>> start MATERIAL SHOWN
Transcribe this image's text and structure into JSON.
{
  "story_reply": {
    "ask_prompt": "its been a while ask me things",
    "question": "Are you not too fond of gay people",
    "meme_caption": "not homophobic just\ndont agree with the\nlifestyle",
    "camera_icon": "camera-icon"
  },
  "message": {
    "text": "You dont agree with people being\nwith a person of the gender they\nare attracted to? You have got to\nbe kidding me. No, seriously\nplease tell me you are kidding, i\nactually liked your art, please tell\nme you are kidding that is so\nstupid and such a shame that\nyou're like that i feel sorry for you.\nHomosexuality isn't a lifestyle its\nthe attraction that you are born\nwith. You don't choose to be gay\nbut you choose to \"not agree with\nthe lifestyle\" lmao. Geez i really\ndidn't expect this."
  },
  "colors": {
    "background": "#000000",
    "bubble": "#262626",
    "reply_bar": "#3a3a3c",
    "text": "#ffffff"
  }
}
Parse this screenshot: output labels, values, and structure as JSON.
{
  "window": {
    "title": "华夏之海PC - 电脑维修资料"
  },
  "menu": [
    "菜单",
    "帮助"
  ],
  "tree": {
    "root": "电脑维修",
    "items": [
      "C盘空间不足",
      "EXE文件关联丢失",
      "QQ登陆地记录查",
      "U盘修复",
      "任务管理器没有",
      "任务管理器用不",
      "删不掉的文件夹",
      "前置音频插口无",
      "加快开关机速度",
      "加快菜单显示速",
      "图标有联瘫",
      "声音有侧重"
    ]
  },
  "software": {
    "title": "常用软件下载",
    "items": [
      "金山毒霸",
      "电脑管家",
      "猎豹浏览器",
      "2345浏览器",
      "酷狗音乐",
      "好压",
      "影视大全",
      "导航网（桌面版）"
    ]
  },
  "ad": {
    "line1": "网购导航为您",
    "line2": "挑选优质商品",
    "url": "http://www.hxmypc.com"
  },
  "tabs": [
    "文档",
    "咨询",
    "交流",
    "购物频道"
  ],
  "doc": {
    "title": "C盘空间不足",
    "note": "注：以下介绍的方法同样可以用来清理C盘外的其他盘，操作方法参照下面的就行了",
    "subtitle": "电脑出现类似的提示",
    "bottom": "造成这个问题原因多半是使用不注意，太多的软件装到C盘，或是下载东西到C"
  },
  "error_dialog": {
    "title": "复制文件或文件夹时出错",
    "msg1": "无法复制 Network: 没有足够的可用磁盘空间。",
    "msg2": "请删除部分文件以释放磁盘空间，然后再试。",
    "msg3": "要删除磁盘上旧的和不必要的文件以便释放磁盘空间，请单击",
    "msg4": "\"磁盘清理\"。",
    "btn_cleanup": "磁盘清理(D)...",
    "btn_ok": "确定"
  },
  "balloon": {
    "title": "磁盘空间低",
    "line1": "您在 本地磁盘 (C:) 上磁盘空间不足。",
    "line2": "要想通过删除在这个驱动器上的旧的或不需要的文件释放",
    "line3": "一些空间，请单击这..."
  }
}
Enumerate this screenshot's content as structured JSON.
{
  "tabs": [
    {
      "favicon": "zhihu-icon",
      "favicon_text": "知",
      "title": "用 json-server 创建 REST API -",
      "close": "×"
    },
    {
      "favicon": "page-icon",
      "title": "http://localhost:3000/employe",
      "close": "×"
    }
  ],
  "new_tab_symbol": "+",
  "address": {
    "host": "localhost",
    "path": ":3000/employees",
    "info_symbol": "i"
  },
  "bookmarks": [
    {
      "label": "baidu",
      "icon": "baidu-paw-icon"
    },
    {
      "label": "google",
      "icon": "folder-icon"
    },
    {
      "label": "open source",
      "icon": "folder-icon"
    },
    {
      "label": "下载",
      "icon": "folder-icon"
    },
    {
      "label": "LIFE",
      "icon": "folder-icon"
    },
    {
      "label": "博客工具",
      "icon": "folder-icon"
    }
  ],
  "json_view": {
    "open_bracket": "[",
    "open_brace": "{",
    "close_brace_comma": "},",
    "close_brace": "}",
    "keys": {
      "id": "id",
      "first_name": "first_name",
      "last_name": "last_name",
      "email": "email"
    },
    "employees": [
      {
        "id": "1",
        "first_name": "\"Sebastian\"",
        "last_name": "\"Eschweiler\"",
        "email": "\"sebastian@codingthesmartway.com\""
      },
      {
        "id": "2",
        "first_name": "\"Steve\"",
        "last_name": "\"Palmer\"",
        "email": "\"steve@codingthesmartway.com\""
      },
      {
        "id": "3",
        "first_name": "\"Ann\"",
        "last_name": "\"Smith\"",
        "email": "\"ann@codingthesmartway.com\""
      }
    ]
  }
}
>> end MATERIAL SHOWN
* _GOAL OF THE EXERCISE_
From the first line to the last, please quote the material above exactly.

* _TASK ANSWER_
Transcribe this image's text and structure into JSON.
{
  "story_reply": {
    "ask_prompt": "its been a while ask me things",
    "question": "Are you not too fond of gay people",
    "meme_caption": "not homophobic just\ndont agree with the\nlifestyle",
    "camera_icon": "camera-icon"
  },
  "message": {
    "text": "You dont agree with people being\nwith a person of the gender they\nare attracted to? You have got to\nbe kidding me. No, seriously\nplease tell me you are kidding, i\nactually liked your art, please tell\nme you are kidding that is so\nstupid and such a shame that\nyou're like that i feel sorry for you.\nHomosexuality isn't a lifestyle its\nthe attraction that you are born\nwith. You don't choose to be gay\nbut you choose to \"not agree with\nthe lifestyle\" lmao. Geez i really\ndidn't expect this."
  },
  "colors": {
    "background": "#000000",
    "bubble": "#262626",
    "reply_bar": "#3a3a3c",
    "text": "#ffffff"
  }
}
Parse this screenshot: output labels, values, and structure as JSON.
{
  "window": {
    "title": "华夏之海PC - 电脑维修资料"
  },
  "menu": [
    "菜单",
    "帮助"
  ],
  "tree": {
    "root": "电脑维修",
    "items": [
      "C盘空间不足",
      "EXE文件关联丢失",
      "QQ登陆地记录查",
      "U盘修复",
      "任务管理器没有",
      "任务管理器用不",
      "删不掉的文件夹",
      "前置音频插口无",
      "加快开关机速度",
      "加快菜单显示速",
      "图标有联瘫",
      "声音有侧重"
    ]
  },
  "software": {
    "title": "常用软件下载",
    "items": [
      "金山毒霸",
      "电脑管家",
      "猎豹浏览器",
      "2345浏览器",
      "酷狗音乐",
      "好压",
      "影视大全",
      "导航网（桌面版）"
    ]
  },
  "ad": {
    "line1": "网购导航为您",
    "line2": "挑选优质商品",
    "url": "http://www.hxmypc.com"
  },
  "tabs": [
    "文档",
    "咨询",
    "交流",
    "购物频道"
  ],
  "doc": {
    "title": "C盘空间不足",
    "note": "注：以下介绍的方法同样可以用来清理C盘外的其他盘，操作方法参照下面的就行了",
    "subtitle": "电脑出现类似的提示",
    "bottom": "造成这个问题原因多半是使用不注意，太多的软件装到C盘，或是下载东西到C"
  },
  "error_dialog": {
    "title": "复制文件或文件夹时出错",
    "msg1": "无法复制 Network: 没有足够的可用磁盘空间。",
    "msg2": "请删除部分文件以释放磁盘空间，然后再试。",
    "msg3": "要删除磁盘上旧的和不必要的文件以便释放磁盘空间，请单击",
    "msg4": "\"磁盘清理\"。",
    "btn_cleanup": "磁盘清理(D)...",
    "btn_ok": "确定"
  },
  "balloon": {
    "title": "磁盘空间低",
    "line1": "您在 本地磁盘 (C:) 上磁盘空间不足。",
    "line2": "要想通过删除在这个驱动器上的旧的或不需要的文件释放",
    "line3": "一些空间，请单击这..."
  }
}
Enumerate this screenshot's content as structured JSON.
{
  "tabs": [
    {
      "favicon": "zhihu-icon",
      "favicon_text": "知",
      "title": "用 json-server 创建 REST API -",
      "close": "×"
    },
    {
      "favicon": "page-icon",
      "title": "http://localhost:3000/employe",
      "close": "×"
    }
  ],
  "new_tab_symbol": "+",
  "address": {
    "host": "localhost",
    "path": ":3000/employees",
    "info_symbol": "i"
  },
  "bookmarks": [
    {
      "label": "baidu",
      "icon": "baidu-paw-icon"
    },
    {
      "label": "google",
      "icon": "folder-icon"
    },
    {
      "label": "open source",
      "icon": "folder-icon"
    },
    {
      "label": "下载",
      "icon": "folder-icon"
    },
    {
      "label": "LIFE",
      "icon": "folder-icon"
    },
    {
      "label": "博客工具",
      "icon": "folder-icon"
    }
  ],
  "json_view": {
    "open_bracket": "[",
    "open_brace": "{",
    "close_brace_comma": "},",
    "close_brace": "}",
    "keys": {
      "id": "id",
      "first_name": "first_name",
      "last_name": "last_name",
      "email": "email"
    },
    "employees": [
      {
        "id": "1",
        "first_name": "\"Sebastian\"",
        "last_name": "\"Eschweiler\"",
        "email": "\"sebastian@codingthesmartway.com\""
      },
      {
        "id": "2",
        "first_name": "\"Steve\"",
        "last_name": "\"Palmer\"",
        "email": "\"steve@codingthesmartway.com\""
      },
      {
        "id": "3",
        "first_name": "\"Ann\"",
        "last_name": "\"Smith\"",
        "email": "\"ann@codingthesmartway.com\""
      }
    ]
  }
}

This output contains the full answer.